America’s Propensity for Addiction

Create: 03/01/2017 - 05:29

In a democratic society, there is the need to agree on what are the basic facts.  Even more important is the search for consensus on tackling and solving certain social problems.  At this juncture in American society, the value consensus when it comes to foreign policy and domestic policy is in a severe contradictory state.  The society is being harmed by the rise and prevalence of demagogic leadership.

         In the Post-World War II period, America was armed with a plethora of well-educated foreign policy specialists whose wisdom guided the nation to establishing a new world order. One notable figure was George F. Kennan who was head of Planning in the United States State Department.

         Kennan was the author of the far reaching article published under a pseudonym as “Mr. X” that appeared in the journal, Foreign Affairs.  America had to respond to the encroaching Red Army that had imperialistically marched into Eastern Europe.  Kennan’s counsel was not to immediately go to war with the Soviet Union but to implement a policy of containment. NATO and other international alliances were set up to contain the expansionist-inclined Soviet Union.  The policy avoided a hot war and subsequently led to the crumbling of the Soviet Union as a result of its own internal failures.

         Other statesmen like former General, George Marshall, were astute enough to recognize that America’s return to isolationism would not serve America’s national interest and pursued a policy of what became known as the Marshall Plan that was instrumental in the rebuilding of Europe.

         In the second decade of the twenty-first century, America is lacking in elected officials and non-elected officials who are capable in putting together far reaching policies that pay long term dividends for the American nation.  Instead, we have fallen prey to fearmongers who demagogically scapegoat problems and negate the urgency to vigorously solve certain national problems that are eating at the social fabric of the nation.

         One critical problem that has worsened in recent years is America’s propensity for drugs.  The country is all over the landscape in regards to drugs.  From the 1970s the Nixon administration had declared a war on drugs.  By any stretch of the imagination the War on Drugs has been a national failure.  It has been successful in inundating our jails and prisons with non-violent offenders.

         But even more alarming is the push in states to legalize marijuana, some states for medical reasons, some for recreational reasons.  The Federal government has not changed its policy as marijuana is still listed as an illegal drug.
• • • •
§ Things to do
A. In the essay on America's propensity for addiction, which journal published George F. Kennan's article written under the pseudonym "Mr. X"?
B. Write the next part of the essay on America's propensity for addiction, picking up after its final sentence about federal marijuana policy.
• • • •
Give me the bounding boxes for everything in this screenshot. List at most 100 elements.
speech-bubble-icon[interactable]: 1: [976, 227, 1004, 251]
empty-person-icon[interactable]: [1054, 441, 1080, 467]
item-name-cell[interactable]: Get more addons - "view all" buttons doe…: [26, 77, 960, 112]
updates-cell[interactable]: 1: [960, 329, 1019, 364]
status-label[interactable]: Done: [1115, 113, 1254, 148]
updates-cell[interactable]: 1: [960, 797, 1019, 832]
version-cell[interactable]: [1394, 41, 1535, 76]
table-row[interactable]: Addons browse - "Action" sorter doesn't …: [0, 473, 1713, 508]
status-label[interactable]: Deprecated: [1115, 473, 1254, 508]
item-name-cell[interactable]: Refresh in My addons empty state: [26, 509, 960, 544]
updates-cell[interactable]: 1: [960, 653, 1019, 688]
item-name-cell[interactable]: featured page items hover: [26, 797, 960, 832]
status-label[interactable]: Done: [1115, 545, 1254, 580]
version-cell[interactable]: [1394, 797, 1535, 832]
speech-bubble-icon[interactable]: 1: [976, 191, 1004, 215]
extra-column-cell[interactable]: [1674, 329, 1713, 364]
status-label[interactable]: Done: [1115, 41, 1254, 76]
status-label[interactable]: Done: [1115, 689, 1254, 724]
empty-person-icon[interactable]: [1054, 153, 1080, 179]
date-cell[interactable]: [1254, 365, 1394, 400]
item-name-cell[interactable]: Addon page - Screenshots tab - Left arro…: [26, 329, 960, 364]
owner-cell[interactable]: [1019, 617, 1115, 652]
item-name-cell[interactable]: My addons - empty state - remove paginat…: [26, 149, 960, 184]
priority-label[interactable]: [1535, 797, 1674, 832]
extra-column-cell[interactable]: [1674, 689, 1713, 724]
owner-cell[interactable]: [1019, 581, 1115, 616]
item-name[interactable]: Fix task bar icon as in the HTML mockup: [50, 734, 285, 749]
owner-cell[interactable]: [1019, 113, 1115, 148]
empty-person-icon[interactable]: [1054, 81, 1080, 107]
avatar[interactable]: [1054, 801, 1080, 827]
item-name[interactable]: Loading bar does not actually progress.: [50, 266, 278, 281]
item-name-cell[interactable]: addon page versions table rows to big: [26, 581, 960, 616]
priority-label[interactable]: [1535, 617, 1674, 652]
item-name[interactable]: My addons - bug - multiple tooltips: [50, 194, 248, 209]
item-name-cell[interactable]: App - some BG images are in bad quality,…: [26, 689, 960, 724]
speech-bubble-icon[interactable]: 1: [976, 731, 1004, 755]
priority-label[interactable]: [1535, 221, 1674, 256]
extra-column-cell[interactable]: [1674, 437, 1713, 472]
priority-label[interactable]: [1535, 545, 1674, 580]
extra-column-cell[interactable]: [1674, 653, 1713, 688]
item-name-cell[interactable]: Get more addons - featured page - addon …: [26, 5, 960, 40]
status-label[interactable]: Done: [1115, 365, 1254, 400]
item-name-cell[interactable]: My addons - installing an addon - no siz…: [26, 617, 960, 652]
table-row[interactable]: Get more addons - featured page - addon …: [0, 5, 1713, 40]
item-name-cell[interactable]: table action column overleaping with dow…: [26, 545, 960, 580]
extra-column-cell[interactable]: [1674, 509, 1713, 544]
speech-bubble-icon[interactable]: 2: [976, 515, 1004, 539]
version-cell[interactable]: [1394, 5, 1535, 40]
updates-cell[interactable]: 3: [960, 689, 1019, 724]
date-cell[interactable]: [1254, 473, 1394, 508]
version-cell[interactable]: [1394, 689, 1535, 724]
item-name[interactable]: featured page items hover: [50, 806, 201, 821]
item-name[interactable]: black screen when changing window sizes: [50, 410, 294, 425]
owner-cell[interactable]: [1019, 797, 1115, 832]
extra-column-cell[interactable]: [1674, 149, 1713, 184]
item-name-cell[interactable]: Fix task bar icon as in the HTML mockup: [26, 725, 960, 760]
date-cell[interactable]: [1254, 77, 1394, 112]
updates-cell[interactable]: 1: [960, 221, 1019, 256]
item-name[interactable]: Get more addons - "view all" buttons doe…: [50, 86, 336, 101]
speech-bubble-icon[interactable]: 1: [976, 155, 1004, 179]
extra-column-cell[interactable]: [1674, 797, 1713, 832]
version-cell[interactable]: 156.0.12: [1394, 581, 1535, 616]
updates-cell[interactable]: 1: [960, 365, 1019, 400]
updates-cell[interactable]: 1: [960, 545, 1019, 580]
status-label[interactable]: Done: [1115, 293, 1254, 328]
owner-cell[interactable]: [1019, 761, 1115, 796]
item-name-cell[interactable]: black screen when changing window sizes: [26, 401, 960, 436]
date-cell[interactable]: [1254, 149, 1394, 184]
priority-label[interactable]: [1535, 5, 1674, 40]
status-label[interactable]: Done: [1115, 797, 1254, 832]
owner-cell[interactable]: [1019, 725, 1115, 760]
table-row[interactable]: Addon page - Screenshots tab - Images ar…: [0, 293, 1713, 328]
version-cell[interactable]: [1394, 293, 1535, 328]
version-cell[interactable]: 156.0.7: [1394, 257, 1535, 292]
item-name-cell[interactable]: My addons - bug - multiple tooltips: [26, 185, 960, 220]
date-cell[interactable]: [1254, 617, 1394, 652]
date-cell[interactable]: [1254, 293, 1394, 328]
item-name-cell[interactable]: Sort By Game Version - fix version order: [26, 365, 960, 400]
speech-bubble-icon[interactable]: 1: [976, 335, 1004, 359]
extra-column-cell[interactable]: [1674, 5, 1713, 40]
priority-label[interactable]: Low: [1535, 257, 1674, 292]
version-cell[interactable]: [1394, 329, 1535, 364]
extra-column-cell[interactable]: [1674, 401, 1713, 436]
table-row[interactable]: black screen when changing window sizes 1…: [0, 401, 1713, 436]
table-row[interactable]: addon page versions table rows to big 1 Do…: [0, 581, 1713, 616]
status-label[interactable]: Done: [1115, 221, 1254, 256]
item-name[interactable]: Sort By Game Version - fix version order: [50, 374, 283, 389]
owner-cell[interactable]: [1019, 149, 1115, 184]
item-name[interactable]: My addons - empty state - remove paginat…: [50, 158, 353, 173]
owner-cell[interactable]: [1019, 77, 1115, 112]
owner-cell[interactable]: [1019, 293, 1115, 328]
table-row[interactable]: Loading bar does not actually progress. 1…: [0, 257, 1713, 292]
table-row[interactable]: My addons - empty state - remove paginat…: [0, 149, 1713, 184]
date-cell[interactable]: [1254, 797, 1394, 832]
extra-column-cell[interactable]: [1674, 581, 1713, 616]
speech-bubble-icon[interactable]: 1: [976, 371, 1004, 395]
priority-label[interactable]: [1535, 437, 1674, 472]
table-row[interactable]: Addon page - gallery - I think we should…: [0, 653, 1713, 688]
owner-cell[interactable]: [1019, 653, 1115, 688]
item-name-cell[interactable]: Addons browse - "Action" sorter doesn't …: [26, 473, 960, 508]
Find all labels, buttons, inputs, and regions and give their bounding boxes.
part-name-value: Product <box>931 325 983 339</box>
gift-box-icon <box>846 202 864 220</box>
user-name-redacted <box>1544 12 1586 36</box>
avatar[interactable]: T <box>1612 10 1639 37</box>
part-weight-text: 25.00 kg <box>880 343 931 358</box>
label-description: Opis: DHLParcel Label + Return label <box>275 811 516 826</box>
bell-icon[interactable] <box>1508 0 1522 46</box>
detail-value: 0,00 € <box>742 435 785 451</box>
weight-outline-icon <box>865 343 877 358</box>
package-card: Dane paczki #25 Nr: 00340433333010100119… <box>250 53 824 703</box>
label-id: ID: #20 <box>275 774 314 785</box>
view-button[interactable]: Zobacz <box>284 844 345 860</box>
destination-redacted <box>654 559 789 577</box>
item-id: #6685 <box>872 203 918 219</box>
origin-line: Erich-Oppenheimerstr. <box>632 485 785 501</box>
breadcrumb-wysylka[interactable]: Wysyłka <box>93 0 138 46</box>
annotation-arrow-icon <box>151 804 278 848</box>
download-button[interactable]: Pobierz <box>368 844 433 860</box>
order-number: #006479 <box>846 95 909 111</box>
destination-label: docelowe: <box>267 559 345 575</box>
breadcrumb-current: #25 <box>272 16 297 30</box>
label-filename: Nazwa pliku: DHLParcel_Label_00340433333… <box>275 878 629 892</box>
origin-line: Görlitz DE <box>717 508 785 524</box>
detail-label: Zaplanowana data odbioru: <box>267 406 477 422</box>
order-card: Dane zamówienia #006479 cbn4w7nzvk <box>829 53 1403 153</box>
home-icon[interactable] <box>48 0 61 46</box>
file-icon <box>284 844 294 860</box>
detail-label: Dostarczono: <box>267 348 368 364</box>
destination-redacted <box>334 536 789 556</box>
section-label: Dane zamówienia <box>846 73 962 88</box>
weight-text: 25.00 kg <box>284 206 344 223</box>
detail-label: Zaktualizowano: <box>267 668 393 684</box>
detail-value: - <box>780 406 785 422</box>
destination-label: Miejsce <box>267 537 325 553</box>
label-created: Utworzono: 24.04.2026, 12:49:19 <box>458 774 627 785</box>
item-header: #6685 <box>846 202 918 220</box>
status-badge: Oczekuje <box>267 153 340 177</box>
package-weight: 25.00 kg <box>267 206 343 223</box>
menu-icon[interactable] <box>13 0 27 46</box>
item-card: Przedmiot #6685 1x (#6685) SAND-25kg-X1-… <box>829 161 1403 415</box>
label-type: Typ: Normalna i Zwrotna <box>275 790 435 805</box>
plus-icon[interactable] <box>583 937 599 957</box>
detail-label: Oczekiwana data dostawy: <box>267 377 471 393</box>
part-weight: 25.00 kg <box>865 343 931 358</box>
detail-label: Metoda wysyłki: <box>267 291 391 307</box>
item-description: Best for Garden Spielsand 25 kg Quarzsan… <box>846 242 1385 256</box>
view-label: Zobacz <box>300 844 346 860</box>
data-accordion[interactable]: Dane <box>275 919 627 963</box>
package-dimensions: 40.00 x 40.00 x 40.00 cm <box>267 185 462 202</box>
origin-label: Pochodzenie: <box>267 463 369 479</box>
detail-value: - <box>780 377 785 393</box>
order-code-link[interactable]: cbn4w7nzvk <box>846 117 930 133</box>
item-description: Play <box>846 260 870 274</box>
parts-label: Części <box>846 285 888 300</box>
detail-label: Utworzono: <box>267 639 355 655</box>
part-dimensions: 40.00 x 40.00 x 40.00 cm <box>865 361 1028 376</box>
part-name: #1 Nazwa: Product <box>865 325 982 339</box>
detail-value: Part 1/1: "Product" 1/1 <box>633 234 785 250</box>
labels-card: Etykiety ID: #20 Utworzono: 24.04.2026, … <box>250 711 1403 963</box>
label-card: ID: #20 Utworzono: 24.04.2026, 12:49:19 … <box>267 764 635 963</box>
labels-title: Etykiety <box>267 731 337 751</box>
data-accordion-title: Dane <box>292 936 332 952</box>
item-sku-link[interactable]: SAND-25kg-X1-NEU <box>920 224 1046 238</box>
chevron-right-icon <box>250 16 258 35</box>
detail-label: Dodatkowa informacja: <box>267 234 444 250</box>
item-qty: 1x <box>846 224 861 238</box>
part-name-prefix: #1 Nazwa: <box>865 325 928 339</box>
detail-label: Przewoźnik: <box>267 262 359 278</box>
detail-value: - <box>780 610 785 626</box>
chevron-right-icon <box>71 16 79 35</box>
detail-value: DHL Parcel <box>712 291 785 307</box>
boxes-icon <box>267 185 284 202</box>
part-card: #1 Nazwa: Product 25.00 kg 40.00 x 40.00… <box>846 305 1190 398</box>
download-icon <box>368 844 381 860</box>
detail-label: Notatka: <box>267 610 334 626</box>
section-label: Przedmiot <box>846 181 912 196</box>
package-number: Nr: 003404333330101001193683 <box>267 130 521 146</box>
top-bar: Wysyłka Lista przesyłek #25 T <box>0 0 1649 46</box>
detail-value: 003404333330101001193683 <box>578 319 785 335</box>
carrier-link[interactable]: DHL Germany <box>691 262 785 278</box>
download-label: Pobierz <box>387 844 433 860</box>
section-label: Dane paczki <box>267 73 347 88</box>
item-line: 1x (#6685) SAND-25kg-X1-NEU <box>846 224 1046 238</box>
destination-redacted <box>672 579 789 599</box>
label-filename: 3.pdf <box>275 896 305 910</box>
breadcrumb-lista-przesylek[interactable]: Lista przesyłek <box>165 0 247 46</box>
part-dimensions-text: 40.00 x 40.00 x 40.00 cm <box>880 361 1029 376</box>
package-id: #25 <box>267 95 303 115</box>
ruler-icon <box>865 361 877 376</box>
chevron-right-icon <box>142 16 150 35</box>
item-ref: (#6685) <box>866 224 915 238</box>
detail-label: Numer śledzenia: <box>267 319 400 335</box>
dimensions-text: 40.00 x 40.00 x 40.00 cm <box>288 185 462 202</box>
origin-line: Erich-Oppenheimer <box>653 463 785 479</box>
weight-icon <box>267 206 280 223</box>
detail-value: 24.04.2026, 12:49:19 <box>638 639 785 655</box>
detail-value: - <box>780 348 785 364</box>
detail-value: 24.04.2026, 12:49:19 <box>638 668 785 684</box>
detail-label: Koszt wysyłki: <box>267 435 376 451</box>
• • • •
§ Answers provided
A. Foreign Affairs.

B.
         The Surgeon General is very much aware of the epidemic in the use of addictive drugs and has published a study aimed at educating Americans and to get decision-makers to deal with the crisis of addiction.

         The percentage of the population who engages in alcohol misuse and illicit drugs is indeed troubling.  66.7 million Americans in 2015 engaged in binge drinking.  There were 27.1 million users of illicit drugs.  Most Americans who use alcohol use it for recreational purposes.  What is alarming to the Surgeon General is that there isn’t a national policy and sufficient resources to treat substance abuse disorders.  Insurance policies tended not to cover substance abuse treatment modalities although the Affordable Care Act did rectify that situation in some respects.  The ACA has made the treatment of substance disorders an integral part of insurance coverage.

         In the treatment of substance abuse disorders, there will invariably be relapses and Resource Support Services (RSS) are critical to ensure that when there is a relapse, RSS is there to bolster the patient’s chance of success.

         Perhaps the most troubling aspect of the Surgeon General’s Report 2016 on Addiction is the overflow of overdose deaths that have been increasing over the years.  To put overdose deaths in some kind of perspective, there are approximately 14,000 to 15,000 homicides each year.  That is a substantial reduction in comparison to the beginning of the 1990s when the nation recorded approximately 24,000 homicides.  Suicides are a serious problem in the country and there are approximately over 30,000 deaths as a result of suicides per year.  There is a relationship linking the lack of intervention for depression, easy access to guns and suicides.

         In 2014, there were 47,055 deaths attributed to overdosing.  The dependency on prescription drugs is quite alarming throughout affluent America.  When prescription drugs are not readily available or patients have lost access to prescription drugs, the resort is to acquire cheaper heroin that is readily available in the underground market.  From 2001 to 2014, heroin overdoses have tripled.  In 2014, 10,574 deaths were attributable to heroin.

         Heroin has superseded cocaine in usage and in overdose deaths.  There were 5,415 deaths attributed to cocaine.  A total of 17,465 overdose deaths were caused by illicit hard drugs.  We are heading in the direction of institutionalizing an army of junkies that will have a detrimental impact on the wellbeing of America.

         The hard drugs do come from outside of America but the insatiable appetite for drugs that is now widespread in states where there has been an economic downturn cannot be blamed on external agents.  The drug epidemic in America represents an existential crisis.  The country is in desperate need for enlightened leadership.  There is no question that something is rotten in the state of America. Unquestionably, the state of the union is not good.